--- Begin Exercise data ---

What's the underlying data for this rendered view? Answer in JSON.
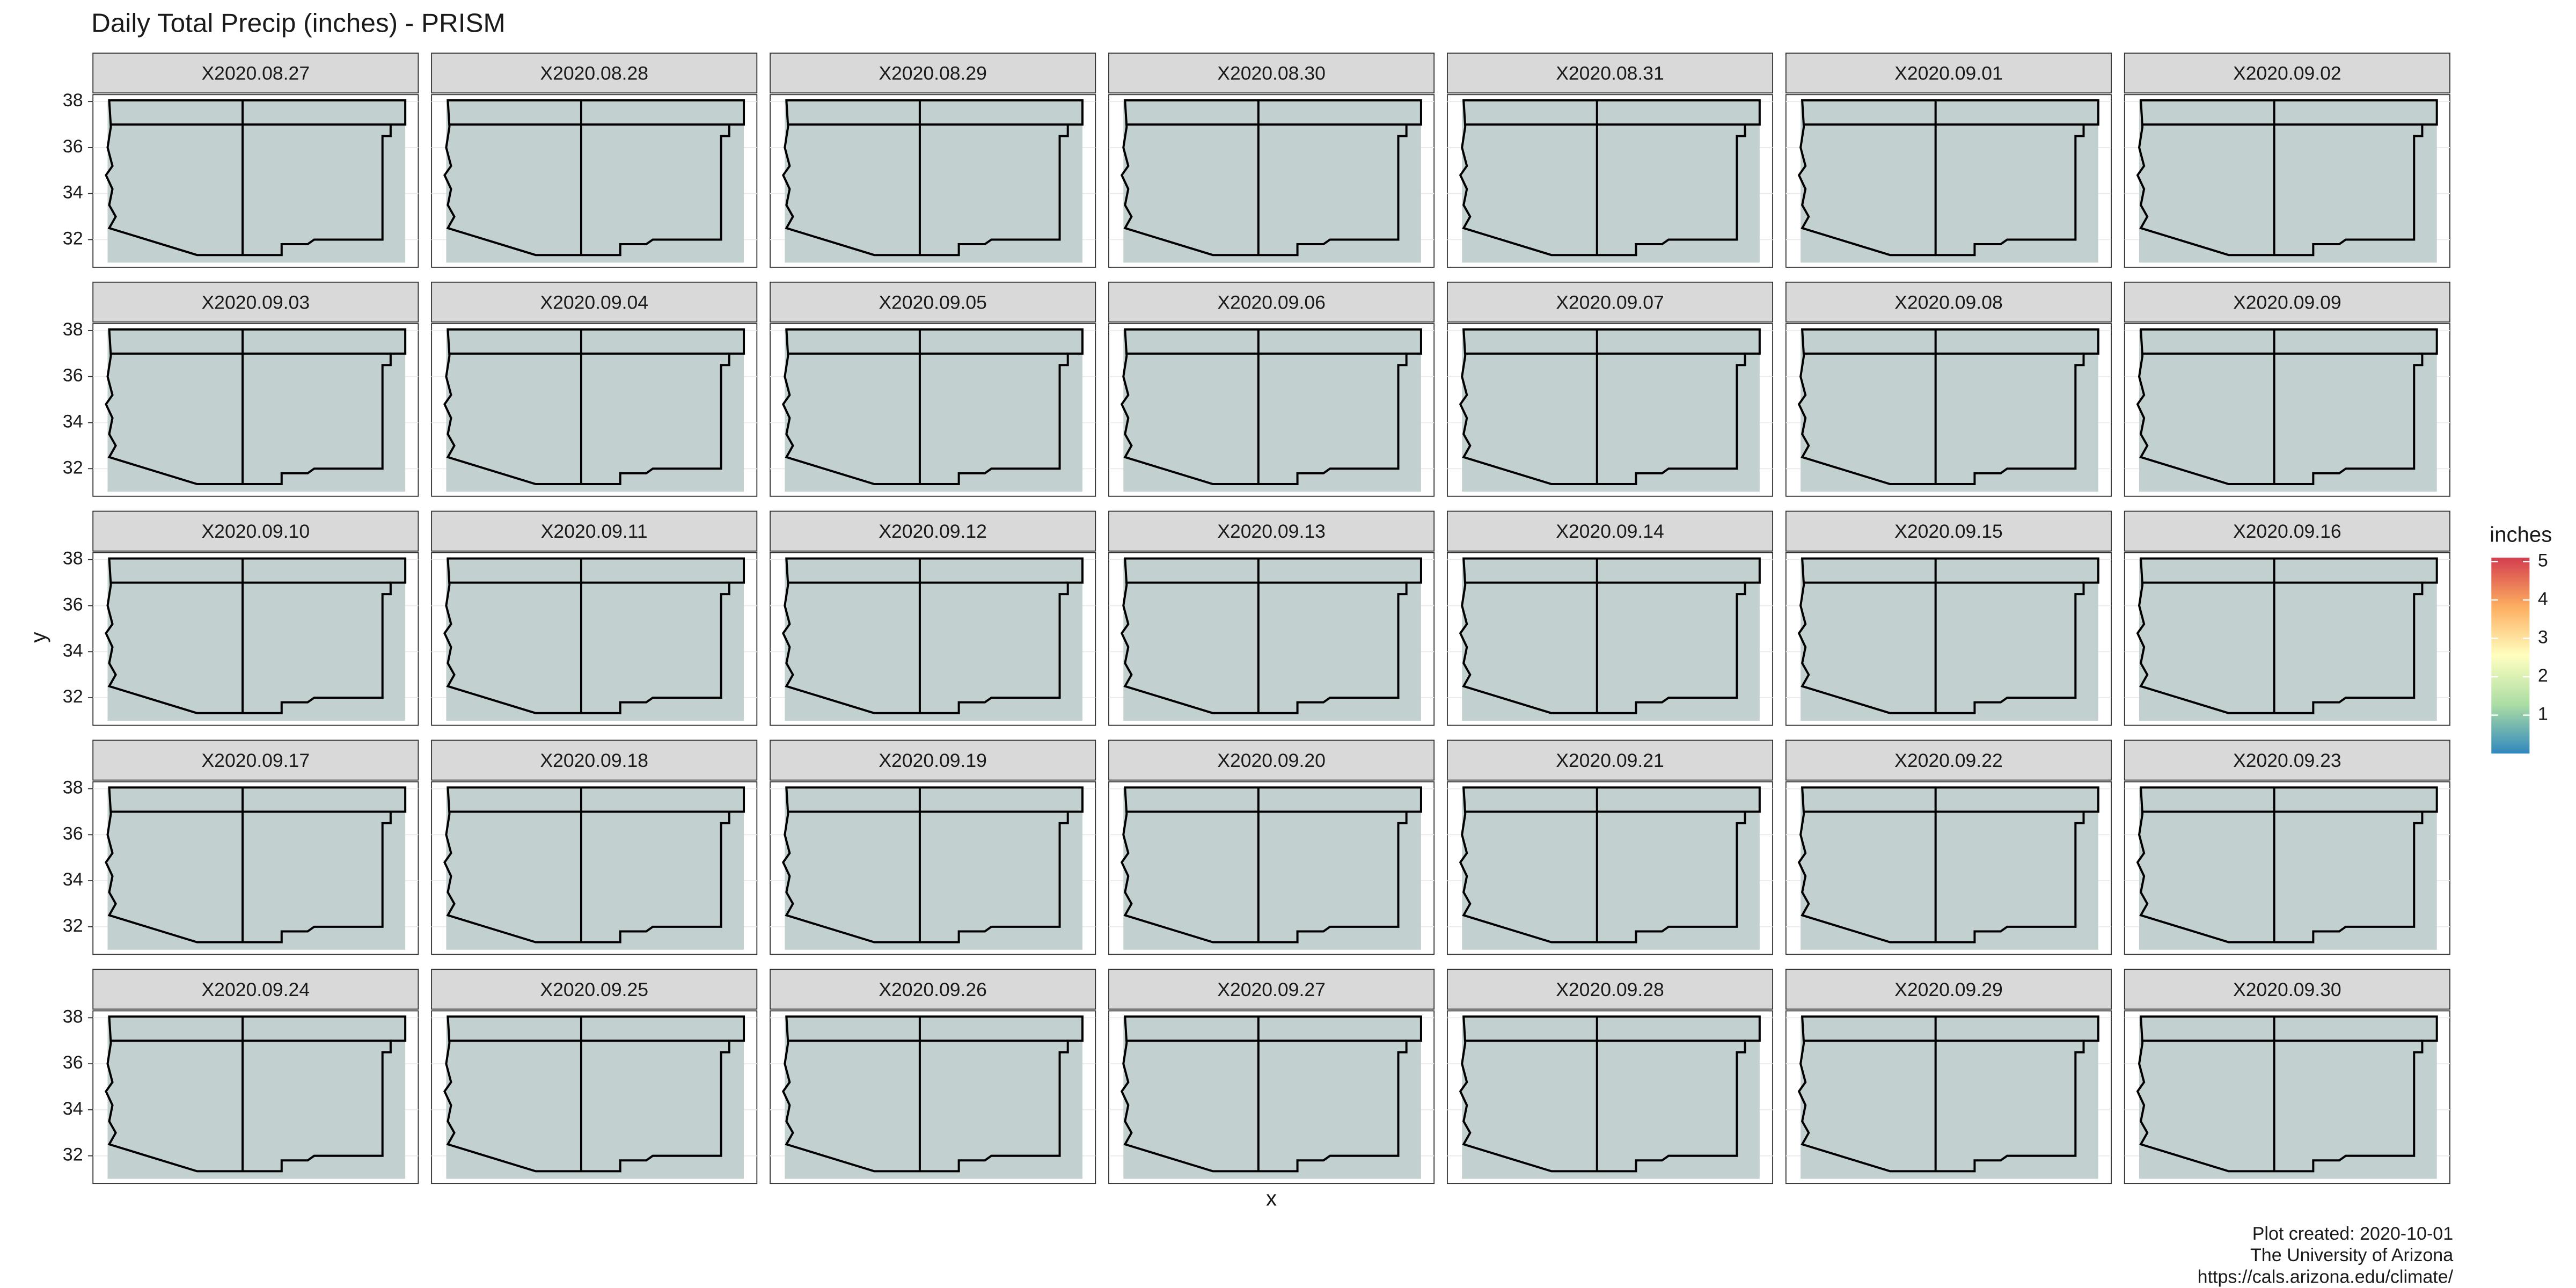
{
  "chart_data": {
    "type": "facet-map",
    "title": "Daily Total Precip (inches) - PRISM",
    "panels": [
      "X2020.08.27",
      "X2020.08.28",
      "X2020.08.29",
      "X2020.08.30",
      "X2020.08.31",
      "X2020.09.01",
      "X2020.09.02",
      "X2020.09.03",
      "X2020.09.04",
      "X2020.09.05",
      "X2020.09.06",
      "X2020.09.07",
      "X2020.09.08",
      "X2020.09.09",
      "X2020.09.10",
      "X2020.09.11",
      "X2020.09.12",
      "X2020.09.13",
      "X2020.09.14",
      "X2020.09.15",
      "X2020.09.16",
      "X2020.09.17",
      "X2020.09.18",
      "X2020.09.19",
      "X2020.09.20",
      "X2020.09.21",
      "X2020.09.22",
      "X2020.09.23",
      "X2020.09.24",
      "X2020.09.25",
      "X2020.09.26",
      "X2020.09.27",
      "X2020.09.28",
      "X2020.09.29",
      "X2020.09.30"
    ],
    "x_label": "x",
    "y_label": "y",
    "ylim": [
      30.8,
      38.3
    ],
    "yticks": [
      32,
      34,
      36,
      38
    ],
    "legend": {
      "title": "inches",
      "lim": [
        0,
        5.1
      ],
      "ticks": [
        1,
        2,
        3,
        4,
        5
      ],
      "colors": [
        "#3288bd",
        "#abdda4",
        "#ffffbf",
        "#fdae61",
        "#d53e4f"
      ]
    },
    "caption": [
      "Plot created: 2020-10-01",
      "The University of Arizona",
      "https://cals.arizona.edu/climate/"
    ]
  }
}
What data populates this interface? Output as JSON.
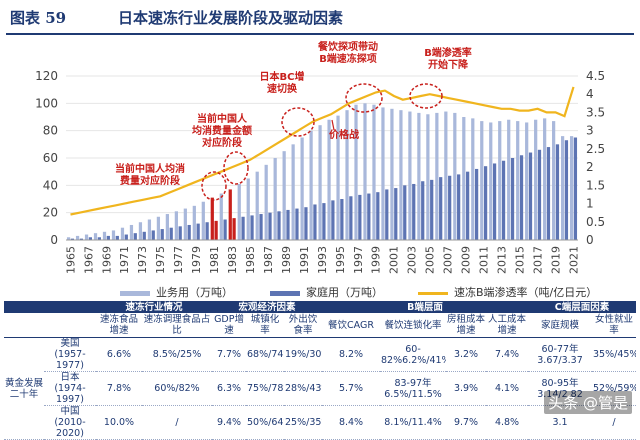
{
  "header": {
    "figure_no": "图表 59",
    "title": "日本速冻行业发展阶段及驱动因素"
  },
  "chart_data": {
    "type": "bar",
    "title": "日本速冻行业发展阶段及驱动因素",
    "x": [
      1965,
      1966,
      1967,
      1968,
      1969,
      1970,
      1971,
      1972,
      1973,
      1974,
      1975,
      1976,
      1977,
      1978,
      1979,
      1980,
      1981,
      1982,
      1983,
      1984,
      1985,
      1986,
      1987,
      1988,
      1989,
      1990,
      1991,
      1992,
      1993,
      1994,
      1995,
      1996,
      1997,
      1998,
      1999,
      2000,
      2001,
      2002,
      2003,
      2004,
      2005,
      2006,
      2007,
      2008,
      2009,
      2010,
      2011,
      2012,
      2013,
      2014,
      2015,
      2016,
      2017,
      2018,
      2019,
      2020,
      2021
    ],
    "x_ticks": [
      "1965",
      "1967",
      "1969",
      "1971",
      "1973",
      "1975",
      "1977",
      "1979",
      "1981",
      "1983",
      "1985",
      "1987",
      "1989",
      "1991",
      "1993",
      "1995",
      "1997",
      "1999",
      "2001",
      "2003",
      "2005",
      "2007",
      "2009",
      "2011",
      "2013",
      "2015",
      "2017",
      "2019",
      "2021"
    ],
    "series": [
      {
        "name": "业务用（万吨）",
        "axis": "left",
        "color": "#a9b8db",
        "values": [
          2,
          3,
          4,
          5,
          6,
          7,
          9,
          11,
          13,
          15,
          17,
          19,
          21,
          23,
          25,
          28,
          31,
          34,
          37,
          41,
          45,
          50,
          55,
          60,
          65,
          70,
          75,
          80,
          84,
          88,
          91,
          95,
          99,
          100,
          99,
          97,
          96,
          95,
          94,
          93,
          92,
          93,
          94,
          93,
          90,
          89,
          87,
          86,
          87,
          88,
          87,
          86,
          88,
          89,
          87,
          76,
          76
        ]
      },
      {
        "name": "家庭用（万吨）",
        "axis": "left",
        "color": "#5d74b3",
        "values": [
          1,
          1,
          2,
          2,
          3,
          3,
          4,
          5,
          6,
          7,
          8,
          9,
          10,
          11,
          12,
          13,
          14,
          15,
          16,
          17,
          18,
          19,
          20,
          21,
          22,
          23,
          24,
          26,
          27,
          29,
          30,
          32,
          33,
          34,
          35,
          37,
          38,
          40,
          41,
          43,
          44,
          46,
          47,
          48,
          50,
          52,
          54,
          56,
          58,
          60,
          62,
          64,
          66,
          68,
          70,
          73,
          75
        ]
      },
      {
        "name": "速冻B端渗透率（吨/亿日元）",
        "axis": "right",
        "color": "#f0b51e",
        "type": "line",
        "values": [
          0.7,
          0.75,
          0.8,
          0.85,
          0.9,
          0.95,
          1.0,
          1.05,
          1.1,
          1.15,
          1.2,
          1.3,
          1.4,
          1.5,
          1.6,
          1.7,
          1.8,
          1.9,
          2.0,
          2.1,
          2.2,
          2.35,
          2.5,
          2.65,
          2.8,
          2.95,
          3.1,
          3.25,
          3.35,
          3.45,
          3.6,
          3.75,
          3.85,
          3.95,
          4.05,
          4.1,
          3.95,
          3.85,
          3.9,
          3.95,
          4.0,
          3.95,
          3.9,
          3.85,
          3.8,
          3.75,
          3.7,
          3.65,
          3.6,
          3.6,
          3.55,
          3.55,
          3.6,
          3.5,
          3.5,
          3.4,
          4.2
        ]
      }
    ],
    "highlight_bars": [
      1981,
      1983
    ],
    "highlight_color": "#c8201c",
    "ylim_left": [
      0,
      120
    ],
    "yticks_left": [
      "0",
      "20",
      "40",
      "60",
      "80",
      "100",
      "120"
    ],
    "ylim_right": [
      0,
      4.5
    ],
    "yticks_right": [
      "0",
      "0.5",
      "1",
      "1.5",
      "2",
      "2.5",
      "3",
      "3.5",
      "4",
      "4.5"
    ],
    "annotations": [
      {
        "id": "a1",
        "year": 1981,
        "lines": [
          "当前中国人均消",
          "费量对应阶段"
        ]
      },
      {
        "id": "a2",
        "year": 1983,
        "lines": [
          "当前中国人",
          "均消费量金额",
          "对应阶段"
        ]
      },
      {
        "id": "a3",
        "year": 1990,
        "lines": [
          "日本BC增",
          "速切换"
        ]
      },
      {
        "id": "a4",
        "year": 1993,
        "lines": [
          "价格战"
        ]
      },
      {
        "id": "a5",
        "year": 1997,
        "lines": [
          "餐饮探项带动",
          "B端速冻探项"
        ]
      },
      {
        "id": "a6",
        "year": 2006,
        "lines": [
          "B端渗透率",
          "开始下降"
        ]
      }
    ],
    "legend": [
      "业务用（万吨）",
      "家庭用（万吨）",
      "速冻B端渗透率（吨/亿日元）"
    ]
  },
  "table": {
    "group_headers": [
      "速冻行业情况",
      "宏观经济因素",
      "B端层面",
      "C端层面因素"
    ],
    "sub_headers": [
      "速冻食品增速",
      "速冻调理食品占比",
      "GDP增速",
      "城镇化率",
      "外出饮食率",
      "餐饮CAGR",
      "餐饮连锁化率",
      "房租成本增速",
      "人工成本增速",
      "家庭规模",
      "女性就业率"
    ],
    "side_label": "黄金发展二十年",
    "rows": [
      {
        "label": "美国(1957-1977)",
        "cells": [
          "6.6%",
          "8.5%/25%",
          "7.7%",
          "68%/74%",
          "19%/30%",
          "8.2%",
          "60-82%6.2%/41%",
          "3.2%",
          "7.4%",
          "60-77年3.67/3.37",
          "35%/45%"
        ]
      },
      {
        "label": "日本(1974-1997)",
        "cells": [
          "7.8%",
          "60%/82%",
          "6.3%",
          "75%/78%",
          "28%/43%",
          "5.7%",
          "83-97年6.5%/11.5%",
          "3.9%",
          "4.1%",
          "80-95年3.14/2.82",
          "52%/59%"
        ]
      },
      {
        "label": "中国(2010-2020)",
        "cells": [
          "10.0%",
          "/",
          "9.4%",
          "50%/64%",
          "25%/35%",
          "8.4%",
          "8.1%/11.4%",
          "9.7%",
          "4.8%",
          "3.1",
          "/"
        ]
      }
    ]
  },
  "watermark": "头条 @管是"
}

--- End Exercise data ---

Work to complete:
Copy each line of the listing that holds the word "this".

Answer to the problem:
What's the underlying data for this rendered view? Answer in JSON.
What data populates this interface? Output as JSON.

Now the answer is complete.